Copy each line exactly.

Material to process ::

☆ ☆ ☆ ☆

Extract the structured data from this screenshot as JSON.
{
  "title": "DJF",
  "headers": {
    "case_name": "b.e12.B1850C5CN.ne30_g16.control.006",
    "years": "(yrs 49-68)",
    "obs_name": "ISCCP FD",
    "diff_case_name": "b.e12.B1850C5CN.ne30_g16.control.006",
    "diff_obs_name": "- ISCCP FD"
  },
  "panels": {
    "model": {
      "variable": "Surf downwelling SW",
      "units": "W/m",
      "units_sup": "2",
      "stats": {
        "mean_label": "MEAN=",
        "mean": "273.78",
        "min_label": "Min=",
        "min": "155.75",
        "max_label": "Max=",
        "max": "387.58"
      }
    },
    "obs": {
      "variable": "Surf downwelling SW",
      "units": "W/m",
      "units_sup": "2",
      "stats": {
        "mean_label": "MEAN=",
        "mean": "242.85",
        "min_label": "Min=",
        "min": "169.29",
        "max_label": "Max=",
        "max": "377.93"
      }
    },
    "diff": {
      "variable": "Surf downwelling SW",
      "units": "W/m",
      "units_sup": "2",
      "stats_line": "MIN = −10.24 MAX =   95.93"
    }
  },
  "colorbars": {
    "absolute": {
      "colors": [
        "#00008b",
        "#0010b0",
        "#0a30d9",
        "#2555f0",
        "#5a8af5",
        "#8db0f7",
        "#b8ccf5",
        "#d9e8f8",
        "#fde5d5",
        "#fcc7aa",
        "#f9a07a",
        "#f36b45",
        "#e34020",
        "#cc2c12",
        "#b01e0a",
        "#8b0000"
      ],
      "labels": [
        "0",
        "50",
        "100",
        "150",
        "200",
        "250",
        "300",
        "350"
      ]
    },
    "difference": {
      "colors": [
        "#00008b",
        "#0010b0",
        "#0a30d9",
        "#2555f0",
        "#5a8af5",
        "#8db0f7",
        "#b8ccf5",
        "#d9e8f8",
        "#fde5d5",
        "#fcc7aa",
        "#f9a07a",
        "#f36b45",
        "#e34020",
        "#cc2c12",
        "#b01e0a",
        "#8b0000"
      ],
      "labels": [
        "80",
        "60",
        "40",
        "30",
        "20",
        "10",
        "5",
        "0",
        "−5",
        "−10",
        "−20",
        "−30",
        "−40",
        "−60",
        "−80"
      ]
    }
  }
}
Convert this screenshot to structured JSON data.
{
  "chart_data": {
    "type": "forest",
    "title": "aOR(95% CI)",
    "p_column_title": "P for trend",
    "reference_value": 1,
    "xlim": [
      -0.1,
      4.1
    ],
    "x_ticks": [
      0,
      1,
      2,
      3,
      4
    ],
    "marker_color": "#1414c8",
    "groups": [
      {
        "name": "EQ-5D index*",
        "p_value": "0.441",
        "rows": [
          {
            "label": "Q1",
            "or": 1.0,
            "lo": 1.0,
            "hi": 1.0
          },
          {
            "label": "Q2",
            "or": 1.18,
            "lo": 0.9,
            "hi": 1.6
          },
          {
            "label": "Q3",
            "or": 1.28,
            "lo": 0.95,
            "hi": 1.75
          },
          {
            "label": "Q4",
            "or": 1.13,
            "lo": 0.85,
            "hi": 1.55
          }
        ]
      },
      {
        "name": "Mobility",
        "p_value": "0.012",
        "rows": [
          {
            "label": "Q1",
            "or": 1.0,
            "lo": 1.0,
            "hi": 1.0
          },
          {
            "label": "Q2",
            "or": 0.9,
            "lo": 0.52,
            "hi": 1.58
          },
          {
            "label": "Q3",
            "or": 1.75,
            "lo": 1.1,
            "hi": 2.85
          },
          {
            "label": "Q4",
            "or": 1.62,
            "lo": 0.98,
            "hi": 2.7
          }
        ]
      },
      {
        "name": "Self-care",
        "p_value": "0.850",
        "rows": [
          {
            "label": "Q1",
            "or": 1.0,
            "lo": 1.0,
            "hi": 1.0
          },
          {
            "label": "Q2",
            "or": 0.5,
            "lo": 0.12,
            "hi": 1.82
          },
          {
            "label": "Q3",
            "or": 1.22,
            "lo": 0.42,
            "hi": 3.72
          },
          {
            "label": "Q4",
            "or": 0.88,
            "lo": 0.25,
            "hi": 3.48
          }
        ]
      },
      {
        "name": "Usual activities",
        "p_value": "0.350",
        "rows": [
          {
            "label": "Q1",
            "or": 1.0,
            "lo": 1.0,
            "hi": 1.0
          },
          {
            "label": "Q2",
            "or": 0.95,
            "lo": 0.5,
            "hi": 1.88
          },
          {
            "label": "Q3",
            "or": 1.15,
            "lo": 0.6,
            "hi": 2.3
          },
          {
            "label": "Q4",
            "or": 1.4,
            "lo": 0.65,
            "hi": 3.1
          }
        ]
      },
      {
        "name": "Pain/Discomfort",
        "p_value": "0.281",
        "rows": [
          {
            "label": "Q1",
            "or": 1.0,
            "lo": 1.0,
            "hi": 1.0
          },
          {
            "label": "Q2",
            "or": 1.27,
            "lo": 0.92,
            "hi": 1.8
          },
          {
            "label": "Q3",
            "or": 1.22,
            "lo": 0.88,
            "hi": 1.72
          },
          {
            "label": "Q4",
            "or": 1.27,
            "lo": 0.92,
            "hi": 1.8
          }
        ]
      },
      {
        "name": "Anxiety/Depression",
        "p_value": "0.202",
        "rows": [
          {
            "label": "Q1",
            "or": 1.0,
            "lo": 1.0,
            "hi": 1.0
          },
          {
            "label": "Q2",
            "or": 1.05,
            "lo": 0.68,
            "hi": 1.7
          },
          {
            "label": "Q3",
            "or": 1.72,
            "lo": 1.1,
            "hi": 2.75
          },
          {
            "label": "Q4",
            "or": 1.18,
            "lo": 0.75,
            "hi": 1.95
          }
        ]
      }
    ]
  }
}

☆ ☆ ☆ ☆

Written reply ::
Extract the structured data from this screenshot as JSON.
{
  "title": "DJF",
  "headers": {
    "case_name": "b.e12.B1850C5CN.ne30_g16.control.006",
    "years": "(yrs 49-68)",
    "obs_name": "ISCCP FD",
    "diff_case_name": "b.e12.B1850C5CN.ne30_g16.control.006",
    "diff_obs_name": "- ISCCP FD"
  },
  "panels": {
    "model": {
      "variable": "Surf downwelling SW",
      "units": "W/m",
      "units_sup": "2",
      "stats": {
        "mean_label": "MEAN=",
        "mean": "273.78",
        "min_label": "Min=",
        "min": "155.75",
        "max_label": "Max=",
        "max": "387.58"
      }
    },
    "obs": {
      "variable": "Surf downwelling SW",
      "units": "W/m",
      "units_sup": "2",
      "stats": {
        "mean_label": "MEAN=",
        "mean": "242.85",
        "min_label": "Min=",
        "min": "169.29",
        "max_label": "Max=",
        "max": "377.93"
      }
    },
    "diff": {
      "variable": "Surf downwelling SW",
      "units": "W/m",
      "units_sup": "2",
      "stats_line": "MIN = −10.24 MAX =   95.93"
    }
  },
  "colorbars": {
    "absolute": {
      "colors": [
        "#00008b",
        "#0010b0",
        "#0a30d9",
        "#2555f0",
        "#5a8af5",
        "#8db0f7",
        "#b8ccf5",
        "#d9e8f8",
        "#fde5d5",
        "#fcc7aa",
        "#f9a07a",
        "#f36b45",
        "#e34020",
        "#cc2c12",
        "#b01e0a",
        "#8b0000"
      ],
      "labels": [
        "0",
        "50",
        "100",
        "150",
        "200",
        "250",
        "300",
        "350"
      ]
    },
    "difference": {
      "colors": [
        "#00008b",
        "#0010b0",
        "#0a30d9",
        "#2555f0",
        "#5a8af5",
        "#8db0f7",
        "#b8ccf5",
        "#d9e8f8",
        "#fde5d5",
        "#fcc7aa",
        "#f9a07a",
        "#f36b45",
        "#e34020",
        "#cc2c12",
        "#b01e0a",
        "#8b0000"
      ],
      "labels": [
        "80",
        "60",
        "40",
        "30",
        "20",
        "10",
        "5",
        "0",
        "−5",
        "−10",
        "−20",
        "−30",
        "−40",
        "−60",
        "−80"
      ]
    }
  }
}
Convert this screenshot to structured JSON data.
{
  "chart_data": {
    "type": "forest",
    "title": "aOR(95% CI)",
    "p_column_title": "P for trend",
    "reference_value": 1,
    "xlim": [
      -0.1,
      4.1
    ],
    "x_ticks": [
      0,
      1,
      2,
      3,
      4
    ],
    "marker_color": "#1414c8",
    "groups": [
      {
        "name": "EQ-5D index*",
        "p_value": "0.441",
        "rows": [
          {
            "label": "Q1",
            "or": 1.0,
            "lo": 1.0,
            "hi": 1.0
          },
          {
            "label": "Q2",
            "or": 1.18,
            "lo": 0.9,
            "hi": 1.6
          },
          {
            "label": "Q3",
            "or": 1.28,
            "lo": 0.95,
            "hi": 1.75
          },
          {
            "label": "Q4",
            "or": 1.13,
            "lo": 0.85,
            "hi": 1.55
          }
        ]
      },
      {
        "name": "Mobility",
        "p_value": "0.012",
        "rows": [
          {
            "label": "Q1",
            "or": 1.0,
            "lo": 1.0,
            "hi": 1.0
          },
          {
            "label": "Q2",
            "or": 0.9,
            "lo": 0.52,
            "hi": 1.58
          },
          {
            "label": "Q3",
            "or": 1.75,
            "lo": 1.1,
            "hi": 2.85
          },
          {
            "label": "Q4",
            "or": 1.62,
            "lo": 0.98,
            "hi": 2.7
          }
        ]
      },
      {
        "name": "Self-care",
        "p_value": "0.850",
        "rows": [
          {
            "label": "Q1",
            "or": 1.0,
            "lo": 1.0,
            "hi": 1.0
          },
          {
            "label": "Q2",
            "or": 0.5,
            "lo": 0.12,
            "hi": 1.82
          },
          {
            "label": "Q3",
            "or": 1.22,
            "lo": 0.42,
            "hi": 3.72
          },
          {
            "label": "Q4",
            "or": 0.88,
            "lo": 0.25,
            "hi": 3.48
          }
        ]
      },
      {
        "name": "Usual activities",
        "p_value": "0.350",
        "rows": [
          {
            "label": "Q1",
            "or": 1.0,
            "lo": 1.0,
            "hi": 1.0
          },
          {
            "label": "Q2",
            "or": 0.95,
            "lo": 0.5,
            "hi": 1.88
          },
          {
            "label": "Q3",
            "or": 1.15,
            "lo": 0.6,
            "hi": 2.3
          },
          {
            "label": "Q4",
            "or": 1.4,
            "lo": 0.65,
            "hi": 3.1
          }
        ]
      },
      {
        "name": "Pain/Discomfort",
        "p_value": "0.281",
        "rows": [
          {
            "label": "Q1",
            "or": 1.0,
            "lo": 1.0,
            "hi": 1.0
          },
          {
            "label": "Q2",
            "or": 1.27,
            "lo": 0.92,
            "hi": 1.8
          },
          {
            "label": "Q3",
            "or": 1.22,
            "lo": 0.88,
            "hi": 1.72
          },
          {
            "label": "Q4",
            "or": 1.27,
            "lo": 0.92,
            "hi": 1.8
          }
        ]
      },
      {
        "name": "Anxiety/Depression",
        "p_value": "0.202",
        "rows": [
          {
            "label": "Q1",
            "or": 1.0,
            "lo": 1.0,
            "hi": 1.0
          },
          {
            "label": "Q2",
            "or": 1.05,
            "lo": 0.68,
            "hi": 1.7
          },
          {
            "label": "Q3",
            "or": 1.72,
            "lo": 1.1,
            "hi": 2.75
          },
          {
            "label": "Q4",
            "or": 1.18,
            "lo": 0.75,
            "hi": 1.95
          }
        ]
      }
    ]
  }
}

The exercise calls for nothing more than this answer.